__Raw records__.
((

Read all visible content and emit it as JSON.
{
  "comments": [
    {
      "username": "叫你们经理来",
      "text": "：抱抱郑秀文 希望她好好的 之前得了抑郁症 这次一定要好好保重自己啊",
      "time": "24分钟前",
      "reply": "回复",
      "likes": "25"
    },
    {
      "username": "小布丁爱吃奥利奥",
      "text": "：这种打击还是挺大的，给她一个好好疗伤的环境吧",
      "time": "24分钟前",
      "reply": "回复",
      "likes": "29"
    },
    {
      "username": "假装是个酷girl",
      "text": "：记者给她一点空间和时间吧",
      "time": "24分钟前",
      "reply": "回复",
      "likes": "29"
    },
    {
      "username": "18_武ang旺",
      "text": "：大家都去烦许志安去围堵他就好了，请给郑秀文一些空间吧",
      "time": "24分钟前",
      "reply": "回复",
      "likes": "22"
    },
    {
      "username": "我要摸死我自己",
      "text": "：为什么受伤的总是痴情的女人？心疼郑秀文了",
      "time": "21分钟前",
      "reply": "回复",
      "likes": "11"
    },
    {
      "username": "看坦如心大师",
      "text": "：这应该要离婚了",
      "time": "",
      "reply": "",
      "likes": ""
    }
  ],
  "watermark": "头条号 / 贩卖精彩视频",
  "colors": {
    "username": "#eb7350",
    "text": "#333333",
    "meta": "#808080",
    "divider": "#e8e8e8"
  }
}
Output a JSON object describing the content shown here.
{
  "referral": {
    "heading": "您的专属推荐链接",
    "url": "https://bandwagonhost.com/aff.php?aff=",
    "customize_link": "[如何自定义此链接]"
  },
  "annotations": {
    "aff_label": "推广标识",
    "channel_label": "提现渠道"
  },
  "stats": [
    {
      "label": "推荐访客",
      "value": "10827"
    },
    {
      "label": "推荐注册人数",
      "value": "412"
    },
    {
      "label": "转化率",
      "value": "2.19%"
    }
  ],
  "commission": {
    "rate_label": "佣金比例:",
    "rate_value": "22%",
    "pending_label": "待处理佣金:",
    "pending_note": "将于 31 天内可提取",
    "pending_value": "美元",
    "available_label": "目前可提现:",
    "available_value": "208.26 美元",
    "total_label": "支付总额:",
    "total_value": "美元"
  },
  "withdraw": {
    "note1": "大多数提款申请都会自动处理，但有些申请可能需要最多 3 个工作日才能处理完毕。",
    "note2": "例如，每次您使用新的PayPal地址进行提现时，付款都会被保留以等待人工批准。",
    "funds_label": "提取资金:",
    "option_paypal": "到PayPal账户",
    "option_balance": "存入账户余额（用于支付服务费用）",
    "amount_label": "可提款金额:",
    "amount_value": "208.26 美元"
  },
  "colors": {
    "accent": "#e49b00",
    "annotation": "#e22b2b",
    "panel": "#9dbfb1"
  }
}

))

Please restate the whole listing word for word.

Read all visible content and emit it as JSON.
{
  "comments": [
    {
      "username": "叫你们经理来",
      "text": "：抱抱郑秀文 希望她好好的 之前得了抑郁症 这次一定要好好保重自己啊",
      "time": "24分钟前",
      "reply": "回复",
      "likes": "25"
    },
    {
      "username": "小布丁爱吃奥利奥",
      "text": "：这种打击还是挺大的，给她一个好好疗伤的环境吧",
      "time": "24分钟前",
      "reply": "回复",
      "likes": "29"
    },
    {
      "username": "假装是个酷girl",
      "text": "：记者给她一点空间和时间吧",
      "time": "24分钟前",
      "reply": "回复",
      "likes": "29"
    },
    {
      "username": "18_武ang旺",
      "text": "：大家都去烦许志安去围堵他就好了，请给郑秀文一些空间吧",
      "time": "24分钟前",
      "reply": "回复",
      "likes": "22"
    },
    {
      "username": "我要摸死我自己",
      "text": "：为什么受伤的总是痴情的女人？心疼郑秀文了",
      "time": "21分钟前",
      "reply": "回复",
      "likes": "11"
    },
    {
      "username": "看坦如心大师",
      "text": "：这应该要离婚了",
      "time": "",
      "reply": "",
      "likes": ""
    }
  ],
  "watermark": "头条号 / 贩卖精彩视频",
  "colors": {
    "username": "#eb7350",
    "text": "#333333",
    "meta": "#808080",
    "divider": "#e8e8e8"
  }
}
Output a JSON object describing the content shown here.
{
  "referral": {
    "heading": "您的专属推荐链接",
    "url": "https://bandwagonhost.com/aff.php?aff=",
    "customize_link": "[如何自定义此链接]"
  },
  "annotations": {
    "aff_label": "推广标识",
    "channel_label": "提现渠道"
  },
  "stats": [
    {
      "label": "推荐访客",
      "value": "10827"
    },
    {
      "label": "推荐注册人数",
      "value": "412"
    },
    {
      "label": "转化率",
      "value": "2.19%"
    }
  ],
  "commission": {
    "rate_label": "佣金比例:",
    "rate_value": "22%",
    "pending_label": "待处理佣金:",
    "pending_note": "将于 31 天内可提取",
    "pending_value": "美元",
    "available_label": "目前可提现:",
    "available_value": "208.26 美元",
    "total_label": "支付总额:",
    "total_value": "美元"
  },
  "withdraw": {
    "note1": "大多数提款申请都会自动处理，但有些申请可能需要最多 3 个工作日才能处理完毕。",
    "note2": "例如，每次您使用新的PayPal地址进行提现时，付款都会被保留以等待人工批准。",
    "funds_label": "提取资金:",
    "option_paypal": "到PayPal账户",
    "option_balance": "存入账户余额（用于支付服务费用）",
    "amount_label": "可提款金额:",
    "amount_value": "208.26 美元"
  },
  "colors": {
    "accent": "#e49b00",
    "annotation": "#e22b2b",
    "panel": "#9dbfb1"
  }
}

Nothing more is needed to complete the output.